» Work to complete:
Type out the complete listing below word for word, without its pictures.

— start of Data to process —

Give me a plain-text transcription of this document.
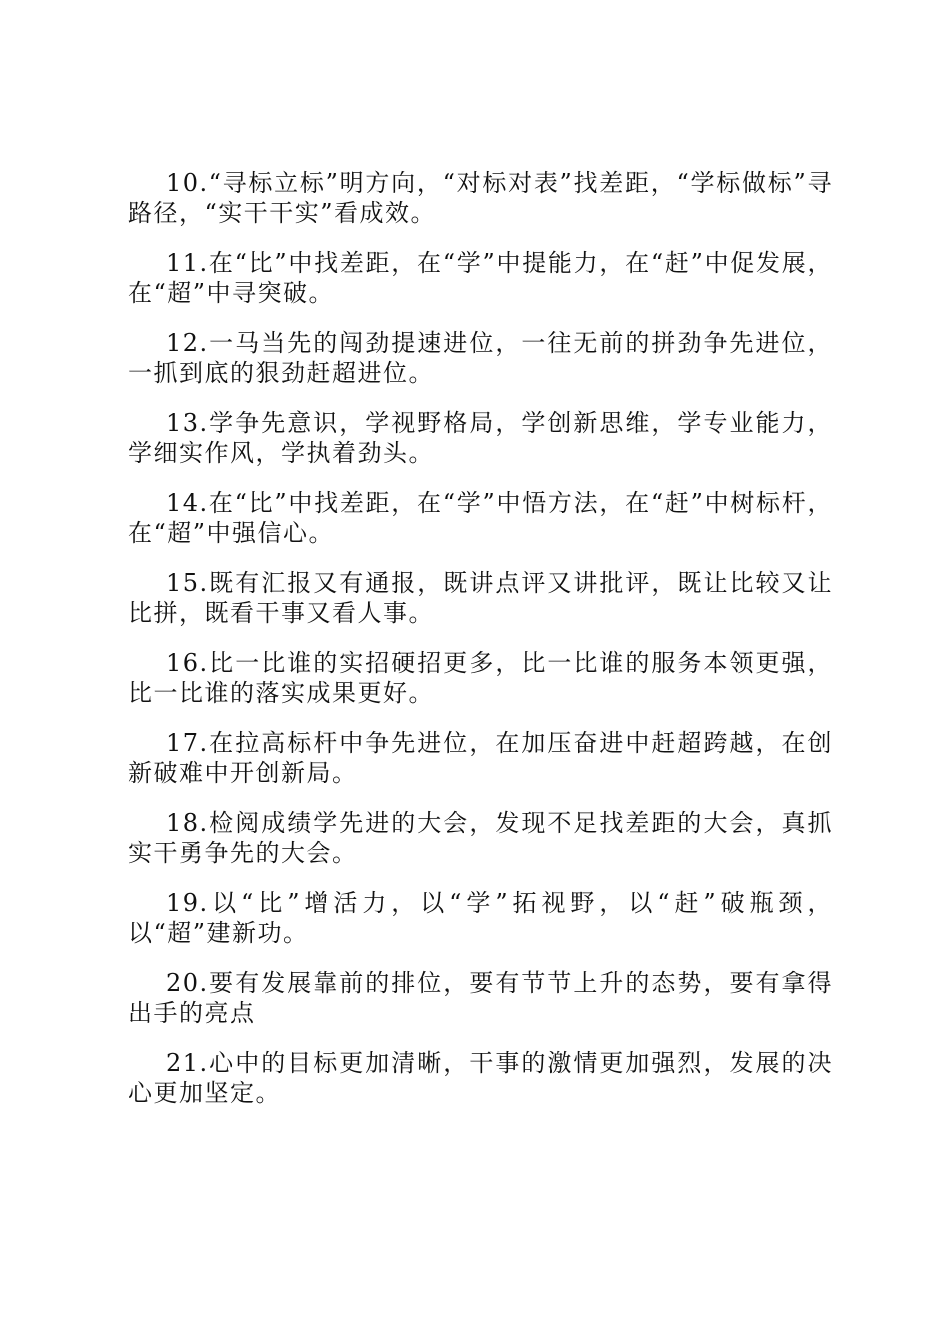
10.“寻标立标”明方向，“对标对表”找差距，“学标做标”寻路径，“实干干实”看成效。

11.在“比”中找差距，在“学”中提能力，在“赶”中促发展，在“超”中寻突破。

12.一马当先的闯劲提速进位，一往无前的拼劲争先进位，一抓到底的狠劲赶超进位。

13.学争先意识，学视野格局，学创新思维，学专业能力，学细实作风，学执着劲头。

14.在“比”中找差距，在“学”中悟方法，在“赶”中树标杆，在“超”中强信心。

15.既有汇报又有通报，既讲点评又讲批评，既让比较又让比拼，既看干事又看人事。

16.比一比谁的实招硬招更多，比一比谁的服务本领更强，比一比谁的落实成果更好。

17.在拉高标杆中争先进位，在加压奋进中赶超跨越，在创新破难中开创新局。

18.检阅成绩学先进的大会，发现不足找差距的大会，真抓实干勇争先的大会。

19.以“比”增活力，以“学”拓视野，以“赶”破瓶颈，以“超”建新功。

20.要有发展靠前的排位，要有节节上升的态势，要有拿得出手的亮点

21.心中的目标更加清晰，干事的激情更加强烈，发展的决心更加坚定。
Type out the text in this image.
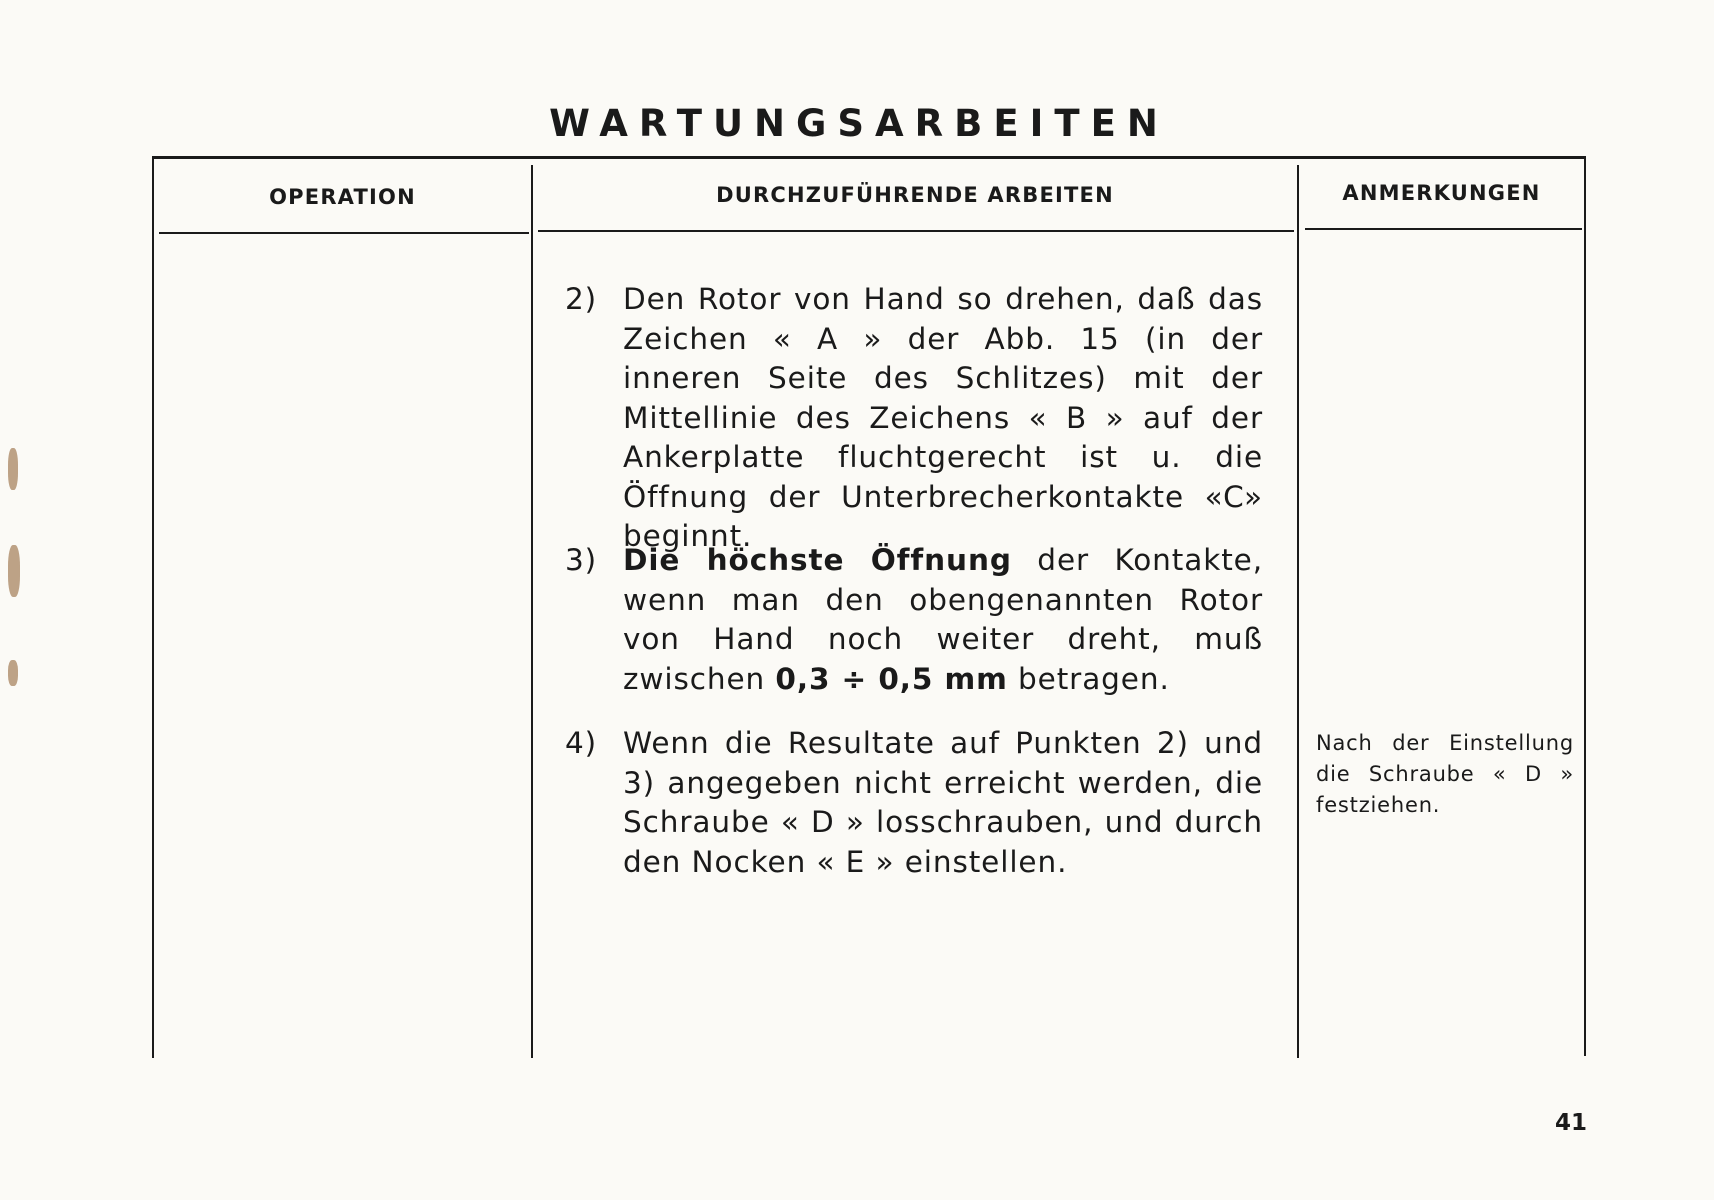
WARTUNGSARBEITEN
OPERATION	DURCHZUFÜHRENDE ARBEITEN	ANMERKUNGEN
2) Den Rotor von Hand so drehen, daß das Zeichen « A » der Abb. 15 (in der inneren Seite des Schlitzes) mit der Mittellinie des Zeichens « B » auf der Ankerplatte fluchtgerecht ist u. die Öffnung der Unterbrecherkontakte «C» beginnt.
3) Die höchste Öffnung der Kontakte, wenn man den obengenannten Rotor von Hand noch weiter dreht, muß zwischen 0,3 ÷ 0,5 mm betragen.
4) Wenn die Resultate auf Punkten 2) und 3) angegeben nicht erreicht werden, die Schraube « D » losschrauben, und durch den Nocken « E » einstellen.
Nach der Einstellung die Schraube « D » festziehen.
41
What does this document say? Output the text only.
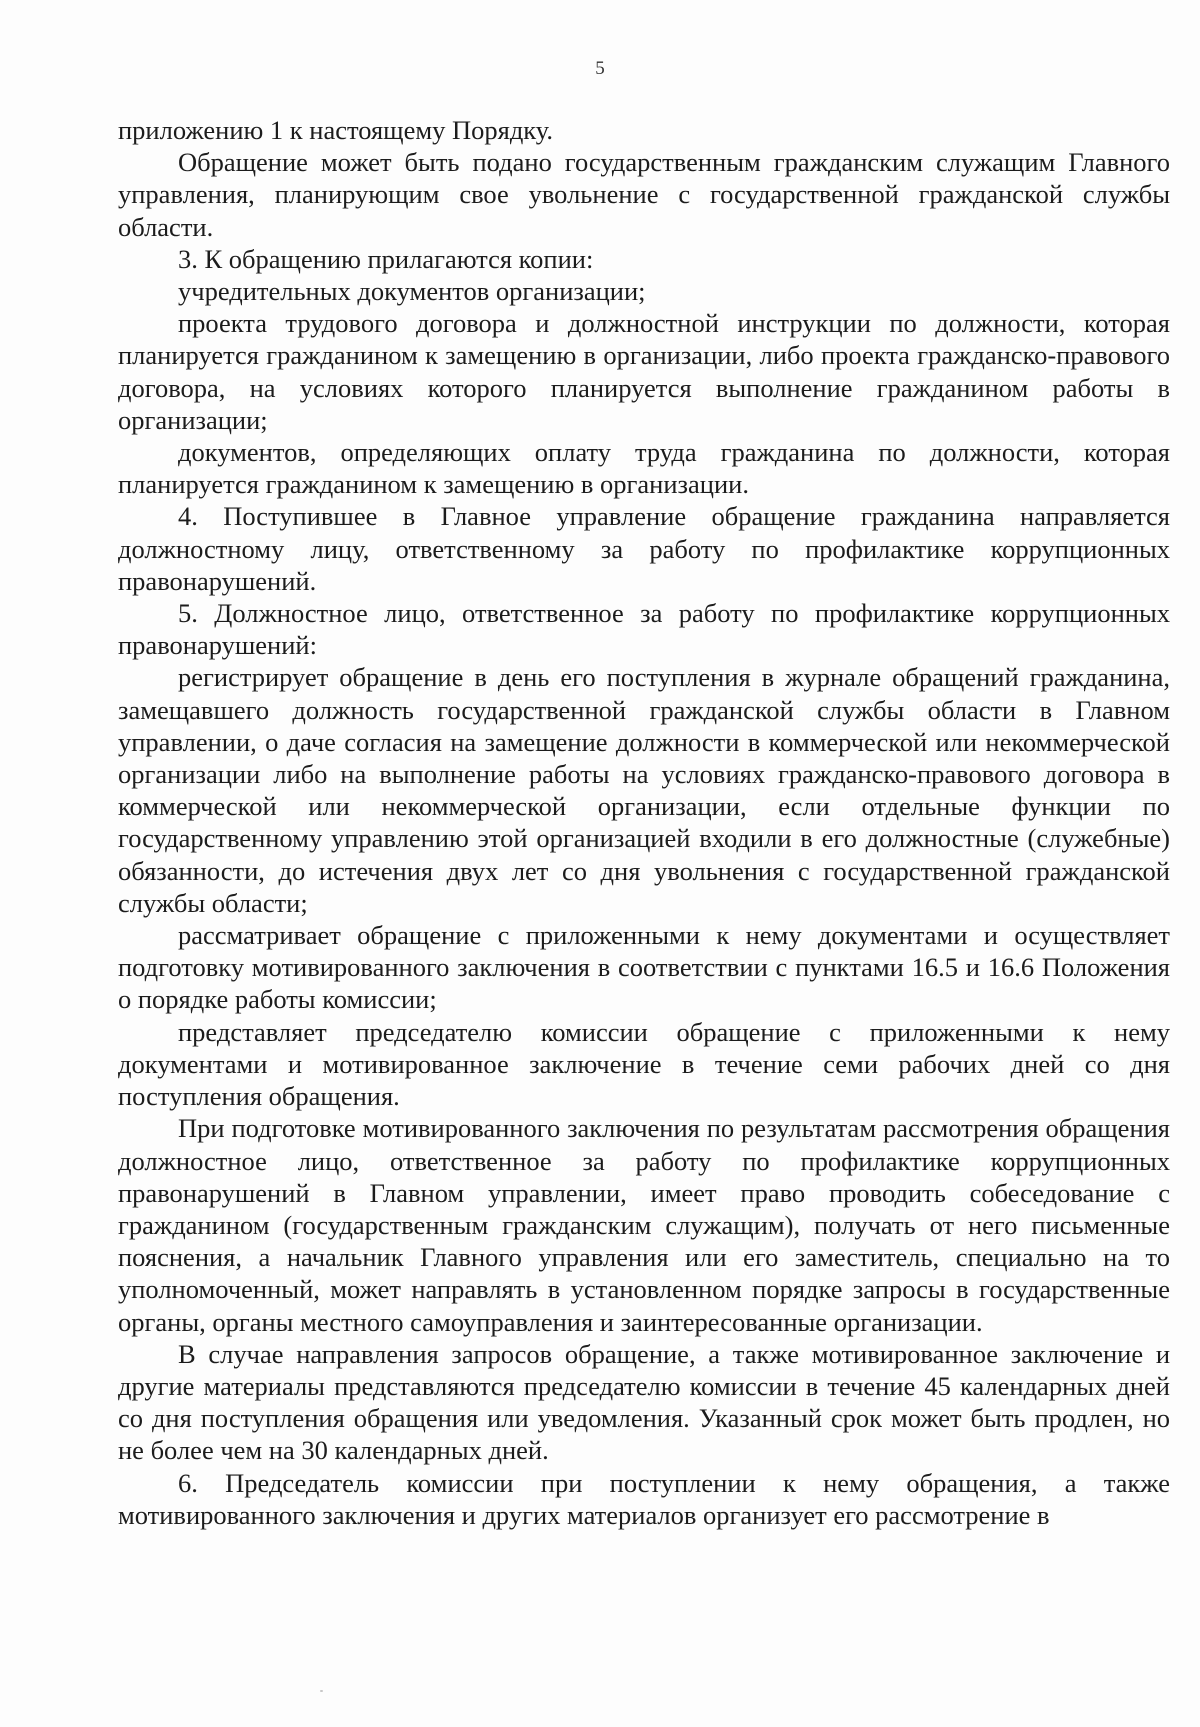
5

приложению 1 к настоящему Порядку.

Обращение может быть подано государственным гражданским служащим Главного управления, планирующим свое увольнение с государственной гражданской службы области.

3. К обращению прилагаются копии:

учредительных документов организации;

проекта трудового договора и должностной инструкции по должности, которая планируется гражданином к замещению в организации, либо проекта гражданско-правового договора, на условиях которого планируется выполнение гражданином работы в организации;

документов, определяющих оплату труда гражданина по должности, которая планируется гражданином к замещению в организации.

4. Поступившее в Главное управление обращение гражданина направляется должностному лицу, ответственному за работу по профилактике коррупционных правонарушений.

5. Должностное лицо, ответственное за работу по профилактике коррупционных правонарушений:

регистрирует обращение в день его поступления в журнале обращений гражданина, замещавшего должность государственной гражданской службы области в Главном управлении, о даче согласия на замещение должности в коммерческой или некоммерческой организации либо на выполнение работы на условиях гражданско-правового договора в коммерческой или некоммерческой организации, если отдельные функции по государственному управлению этой организацией входили в его должностные (служебные) обязанности, до истечения двух лет со дня увольнения с государственной гражданской службы области;

рассматривает обращение с приложенными к нему документами и осуществляет подготовку мотивированного заключения в соответствии с пунктами 16.5 и 16.6 Положения о порядке работы комиссии;

представляет председателю комиссии обращение с приложенными к нему документами и мотивированное заключение в течение семи рабочих дней со дня поступления обращения.

При подготовке мотивированного заключения по результатам рассмотрения обращения должностное лицо, ответственное за работу по профилактике коррупционных правонарушений в Главном управлении, имеет право проводить собеседование с гражданином (государственным гражданским служащим), получать от него письменные пояснения, а начальник Главного управления или его заместитель, специально на то уполномоченный, может направлять в установленном порядке запросы в государственные органы, органы местного самоуправления и заинтересованные организации.

В случае направления запросов обращение, а также мотивированное заключение и другие материалы представляются председателю комиссии в течение 45 календарных дней со дня поступления обращения или уведомления. Указанный срок может быть продлен, но не более чем на 30 календарных дней.

6. Председатель комиссии при поступлении к нему обращения, а также мотивированного заключения и других материалов организует его рассмотрение в
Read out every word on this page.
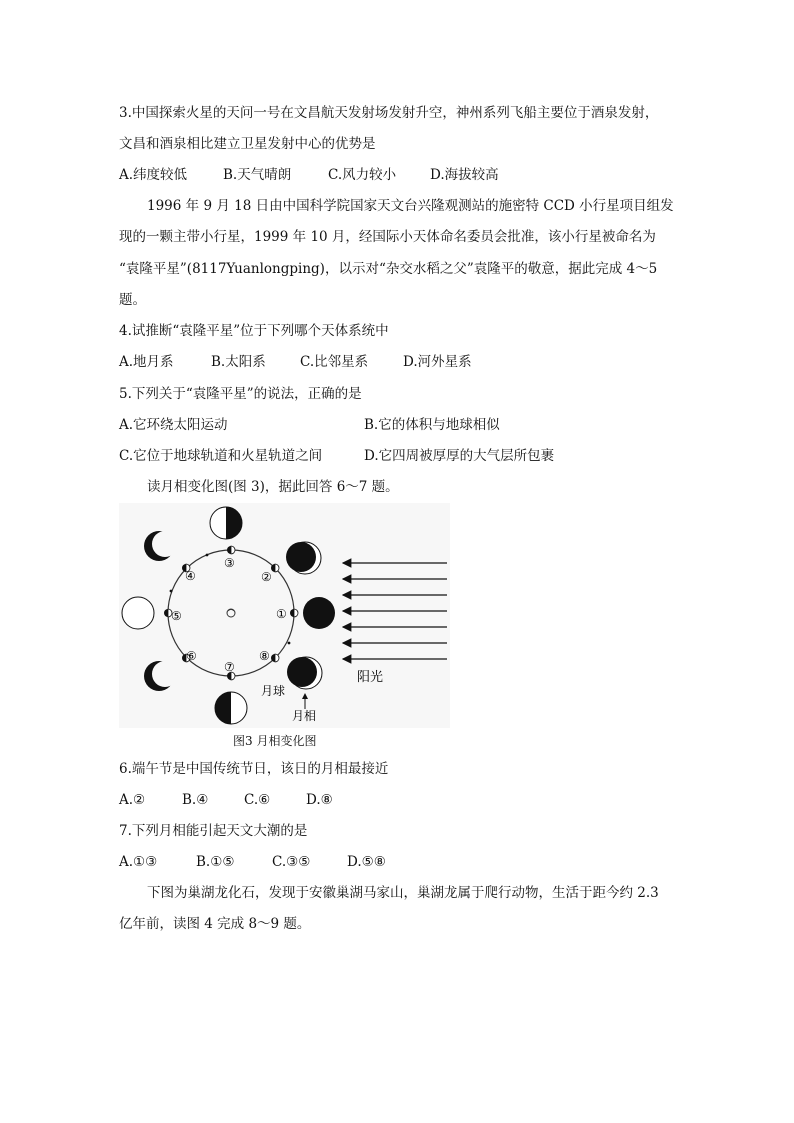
3.中国探索火星的天问一号在文昌航天发射场发射升空，神州系列飞船主要位于酒泉发射，
文昌和酒泉相比建立卫星发射中心的优势是
A.纬度较低	B.天气晴朗	C.风力较小	D.海拔较高
1996 年 9 月 18 日由中国科学院国家天文台兴隆观测站的施密特 CCD 小行星项目组发
现的一颗主带小行星，1999 年 10 月，经国际小天体命名委员会批准，该小行星被命名为
“袁隆平星”(8117Yuanlongping)，以示对“杂交水稻之父”袁隆平的敬意，据此完成 4～5
题。
4.试推断“袁隆平星”位于下列哪个天体系统中
A.地月系	B.太阳系	C.比邻星系	D.河外星系
5.下列关于“袁隆平星”的说法，正确的是
A.它环绕太阳运动	B.它的体积与地球相似
C.它位于地球轨道和火星轨道之间	D.它四周被厚厚的大气层所包裹
读月相变化图(图 3)，据此回答 6～7 题。
①
②
③
④
⑤
⑥
⑦
⑧
阳光
月球
月相
图3 月相变化图
6.端午节是中国传统节日，该日的月相最接近
A.②	B.④	C.⑥	D.⑧
7.下列月相能引起天文大潮的是
A.①③	B.①⑤	C.③⑤	D.⑤⑧
下图为巢湖龙化石，发现于安徽巢湖马家山，巢湖龙属于爬行动物，生活于距今约 2.3
亿年前，读图 4 完成 8～9 题。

— end of Data to process —

» Complete response:
Give me a plain-text transcription of this document.
10.“寻标立标”明方向，“对标对表”找差距，“学标做标”寻路径，“实干干实”看成效。

11.在“比”中找差距，在“学”中提能力，在“赶”中促发展，在“超”中寻突破。

12.一马当先的闯劲提速进位，一往无前的拼劲争先进位，一抓到底的狠劲赶超进位。

13.学争先意识，学视野格局，学创新思维，学专业能力，学细实作风，学执着劲头。

14.在“比”中找差距，在“学”中悟方法，在“赶”中树标杆，在“超”中强信心。

15.既有汇报又有通报，既讲点评又讲批评，既让比较又让比拼，既看干事又看人事。

16.比一比谁的实招硬招更多，比一比谁的服务本领更强，比一比谁的落实成果更好。

17.在拉高标杆中争先进位，在加压奋进中赶超跨越，在创新破难中开创新局。

18.检阅成绩学先进的大会，发现不足找差距的大会，真抓实干勇争先的大会。

19.以“比”增活力，以“学”拓视野，以“赶”破瓶颈，以“超”建新功。

20.要有发展靠前的排位，要有节节上升的态势，要有拿得出手的亮点

21.心中的目标更加清晰，干事的激情更加强烈，发展的决心更加坚定。
Type out the text in this image.
WARTUNGSARBEITEN
OPERATION	DURCHZUFÜHRENDE ARBEITEN	ANMERKUNGEN
2) Den Rotor von Hand so drehen, daß das Zeichen « A » der Abb. 15 (in der inneren Seite des Schlitzes) mit der Mittellinie des Zeichens « B » auf der Ankerplatte fluchtgerecht ist u. die Öffnung der Unterbrecherkontakte «C» beginnt.
3) Die höchste Öffnung der Kontakte, wenn man den obengenannten Rotor von Hand noch weiter dreht, muß zwischen 0,3 ÷ 0,5 mm betragen.
4) Wenn die Resultate auf Punkten 2) und 3) angegeben nicht erreicht werden, die Schraube « D » losschrauben, und durch den Nocken « E » einstellen.
Nach der Einstellung die Schraube « D » festziehen.
41
What does this document say? Output the text only.
5

приложению 1 к настоящему Порядку.

Обращение может быть подано государственным гражданским служащим Главного управления, планирующим свое увольнение с государственной гражданской службы области.

3. К обращению прилагаются копии:

учредительных документов организации;

проекта трудового договора и должностной инструкции по должности, которая планируется гражданином к замещению в организации, либо проекта гражданско-правового договора, на условиях которого планируется выполнение гражданином работы в организации;

документов, определяющих оплату труда гражданина по должности, которая планируется гражданином к замещению в организации.

4. Поступившее в Главное управление обращение гражданина направляется должностному лицу, ответственному за работу по профилактике коррупционных правонарушений.

5. Должностное лицо, ответственное за работу по профилактике коррупционных правонарушений:

регистрирует обращение в день его поступления в журнале обращений гражданина, замещавшего должность государственной гражданской службы области в Главном управлении, о даче согласия на замещение должности в коммерческой или некоммерческой организации либо на выполнение работы на условиях гражданско-правового договора в коммерческой или некоммерческой организации, если отдельные функции по государственному управлению этой организацией входили в его должностные (служебные) обязанности, до истечения двух лет со дня увольнения с государственной гражданской службы области;

рассматривает обращение с приложенными к нему документами и осуществляет подготовку мотивированного заключения в соответствии с пунктами 16.5 и 16.6 Положения о порядке работы комиссии;

представляет председателю комиссии обращение с приложенными к нему документами и мотивированное заключение в течение семи рабочих дней со дня поступления обращения.

При подготовке мотивированного заключения по результатам рассмотрения обращения должностное лицо, ответственное за работу по профилактике коррупционных правонарушений в Главном управлении, имеет право проводить собеседование с гражданином (государственным гражданским служащим), получать от него письменные пояснения, а начальник Главного управления или его заместитель, специально на то уполномоченный, может направлять в установленном порядке запросы в государственные органы, органы местного самоуправления и заинтересованные организации.

В случае направления запросов обращение, а также мотивированное заключение и другие материалы представляются председателю комиссии в течение 45 календарных дней со дня поступления обращения или уведомления. Указанный срок может быть продлен, но не более чем на 30 календарных дней.

6. Председатель комиссии при поступлении к нему обращения, а также мотивированного заключения и других материалов организует его рассмотрение в
Read out every word on this page.
3.中国探索火星的天问一号在文昌航天发射场发射升空，神州系列飞船主要位于酒泉发射，
文昌和酒泉相比建立卫星发射中心的优势是
A.纬度较低	B.天气晴朗	C.风力较小	D.海拔较高
1996 年 9 月 18 日由中国科学院国家天文台兴隆观测站的施密特 CCD 小行星项目组发
现的一颗主带小行星，1999 年 10 月，经国际小天体命名委员会批准，该小行星被命名为
“袁隆平星”(8117Yuanlongping)，以示对“杂交水稻之父”袁隆平的敬意，据此完成 4～5
题。
4.试推断“袁隆平星”位于下列哪个天体系统中
A.地月系	B.太阳系	C.比邻星系	D.河外星系
5.下列关于“袁隆平星”的说法，正确的是
A.它环绕太阳运动	B.它的体积与地球相似
C.它位于地球轨道和火星轨道之间	D.它四周被厚厚的大气层所包裹
读月相变化图(图 3)，据此回答 6～7 题。
①
②
③
④
⑤
⑥
⑦
⑧
阳光
月球
月相
图3 月相变化图
6.端午节是中国传统节日，该日的月相最接近
A.②	B.④	C.⑥	D.⑧
7.下列月相能引起天文大潮的是
A.①③	B.①⑤	C.③⑤	D.⑤⑧
下图为巢湖龙化石，发现于安徽巢湖马家山，巢湖龙属于爬行动物，生活于距今约 2.3
亿年前，读图 4 完成 8～9 题。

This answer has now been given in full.